The 5th Tank Brigade () is a reserve armored formation of the Ukrainian Ground Forces.

History

Formation
The brigade was formed in 2016, initially equipped with 30 T-72 tanks. From late March to early April, the brigade took part in large scale exercises of Operational Command South, held in Kherson Oblast. The goal of the exercise was to improve elements of overall defense of the region. At the end of the exercise it was announced, that Brigade will be stationed close to border with occupied Crimea.

2022 Russian invasion of Ukraine
When on 24 February 2022, Russia invaded Ukraine, the unit was deployed to the southwestern part of the country near Odesa. As of May, it was still in the Odessa area. After receiving T-72M1 tanks from Poland and YPR-765 APCs from the Netherlands, the brigade was moved from the front into the Ukrainian strategic reserve.

David Axe writing for Forbes, suggested that Brigade was inactive in August 2022. However, Brigade was mentioned by President Volodymyr Zelenskyy in his 200 day of war speech on 11 September 2022.

#### Task 1
According to the brigade history, with how many T-72 tanks was the 5th Tank Brigade initially equipped?

#### Records for the exercise
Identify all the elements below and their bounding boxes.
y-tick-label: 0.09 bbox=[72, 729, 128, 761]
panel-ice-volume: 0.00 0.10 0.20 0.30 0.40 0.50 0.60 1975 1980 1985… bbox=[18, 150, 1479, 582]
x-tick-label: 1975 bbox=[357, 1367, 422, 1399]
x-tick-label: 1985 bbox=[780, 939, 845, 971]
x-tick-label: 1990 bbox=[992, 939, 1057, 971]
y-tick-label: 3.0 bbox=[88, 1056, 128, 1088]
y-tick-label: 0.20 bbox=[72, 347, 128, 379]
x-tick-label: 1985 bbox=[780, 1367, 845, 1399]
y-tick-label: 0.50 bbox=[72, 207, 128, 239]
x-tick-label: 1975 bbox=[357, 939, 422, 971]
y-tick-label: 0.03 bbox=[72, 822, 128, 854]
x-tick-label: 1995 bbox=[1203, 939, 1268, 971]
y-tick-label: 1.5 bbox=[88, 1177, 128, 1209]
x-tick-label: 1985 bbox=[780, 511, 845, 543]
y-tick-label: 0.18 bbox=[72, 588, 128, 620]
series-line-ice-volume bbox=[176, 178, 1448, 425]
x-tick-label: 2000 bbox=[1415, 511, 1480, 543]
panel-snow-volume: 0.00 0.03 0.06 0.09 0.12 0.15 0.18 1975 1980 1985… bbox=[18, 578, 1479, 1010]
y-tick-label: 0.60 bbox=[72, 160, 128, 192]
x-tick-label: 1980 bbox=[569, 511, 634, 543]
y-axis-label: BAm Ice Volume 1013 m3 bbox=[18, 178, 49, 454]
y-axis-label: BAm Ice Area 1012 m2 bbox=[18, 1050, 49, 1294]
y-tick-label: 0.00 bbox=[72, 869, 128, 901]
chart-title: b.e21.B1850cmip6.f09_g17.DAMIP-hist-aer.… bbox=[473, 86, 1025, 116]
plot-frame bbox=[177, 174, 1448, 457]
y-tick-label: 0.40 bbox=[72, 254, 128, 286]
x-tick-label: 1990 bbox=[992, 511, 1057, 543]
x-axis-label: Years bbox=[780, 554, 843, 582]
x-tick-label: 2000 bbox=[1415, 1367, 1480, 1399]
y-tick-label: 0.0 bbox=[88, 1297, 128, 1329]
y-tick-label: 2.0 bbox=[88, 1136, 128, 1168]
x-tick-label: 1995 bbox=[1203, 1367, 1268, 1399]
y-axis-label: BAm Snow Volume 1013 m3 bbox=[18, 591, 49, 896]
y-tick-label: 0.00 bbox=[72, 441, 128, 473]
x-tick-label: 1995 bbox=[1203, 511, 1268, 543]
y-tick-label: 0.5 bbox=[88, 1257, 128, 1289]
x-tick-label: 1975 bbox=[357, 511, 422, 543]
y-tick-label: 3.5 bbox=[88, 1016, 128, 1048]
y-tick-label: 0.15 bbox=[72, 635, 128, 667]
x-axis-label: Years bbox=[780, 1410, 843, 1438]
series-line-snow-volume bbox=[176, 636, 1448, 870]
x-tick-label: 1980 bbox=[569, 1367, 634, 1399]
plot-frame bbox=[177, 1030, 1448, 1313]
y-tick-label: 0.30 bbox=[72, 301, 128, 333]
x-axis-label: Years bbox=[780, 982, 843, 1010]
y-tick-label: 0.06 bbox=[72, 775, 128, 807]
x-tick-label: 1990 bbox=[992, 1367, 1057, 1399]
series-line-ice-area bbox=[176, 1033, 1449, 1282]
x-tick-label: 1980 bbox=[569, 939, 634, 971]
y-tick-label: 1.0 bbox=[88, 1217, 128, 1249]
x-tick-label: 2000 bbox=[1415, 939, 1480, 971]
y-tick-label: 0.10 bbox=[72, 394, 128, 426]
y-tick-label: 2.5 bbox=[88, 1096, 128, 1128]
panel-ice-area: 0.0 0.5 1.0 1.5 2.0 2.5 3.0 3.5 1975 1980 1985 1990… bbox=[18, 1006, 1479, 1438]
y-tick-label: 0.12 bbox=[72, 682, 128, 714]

#### Task 2
Could you rewrite the listing as a Markdown table with the columns Row and Line, giving each line a row number and leaving out blank lines? Begin at the start of the listing and stop after the line that contains "y-tick-label: 0.00 bbox=[72, 869, 128, 901]".

#### Written response 1
30 T-72 tanks.

#### Written response 2
| Row | Line |
|---|---|
| 1 | Identify all the elements below and their bounding boxes. |
| 2 | y-tick-label: 0.09 bbox=[72, 729, 128, 761] |
| 3 | panel-ice-volume: 0.00 0.10 0.20 0.30 0.40 0.50 0.60 1975 1980 1985… bbox=[18, 150, 1479, 582] |
| 4 | x-tick-label: 1975 bbox=[357, 1367, 422, 1399] |
| 5 | x-tick-label: 1985 bbox=[780, 939, 845, 971] |
| 6 | x-tick-label: 1990 bbox=[992, 939, 1057, 971] |
| 7 | y-tick-label: 3.0 bbox=[88, 1056, 128, 1088] |
| 8 | y-tick-label: 0.20 bbox=[72, 347, 128, 379] |
| 9 | x-tick-label: 1985 bbox=[780, 1367, 845, 1399] |
| 10 | y-tick-label: 0.50 bbox=[72, 207, 128, 239] |
| 11 | x-tick-label: 1975 bbox=[357, 939, 422, 971] |
| 12 | y-tick-label: 0.03 bbox=[72, 822, 128, 854] |
| 13 | x-tick-label: 1995 bbox=[1203, 939, 1268, 971] |
| 14 | y-tick-label: 1.5 bbox=[88, 1177, 128, 1209] |
| 15 | x-tick-label: 1985 bbox=[780, 511, 845, 543] |
| 16 | y-tick-label: 0.18 bbox=[72, 588, 128, 620] |
| 17 | series-line-ice-volume bbox=[176, 178, 1448, 425] |
| 18 | x-tick-label: 2000 bbox=[1415, 511, 1480, 543] |
| 19 | panel-snow-volume: 0.00 0.03 0.06 0.09 0.12 0.15 0.18 1975 1980 1985… bbox=[18, 578, 1479, 1010] |
| 20 | y-tick-label: 0.60 bbox=[72, 160, 128, 192] |
| 21 | x-tick-label: 1980 bbox=[569, 511, 634, 543] |
| 22 | y-axis-label: BAm Ice Volume 1013 m3 bbox=[18, 178, 49, 454] |
| 23 | y-axis-label: BAm Ice Area 1012 m2 bbox=[18, 1050, 49, 1294] |
| 24 | y-tick-label: 0.00 bbox=[72, 869, 128, 901] |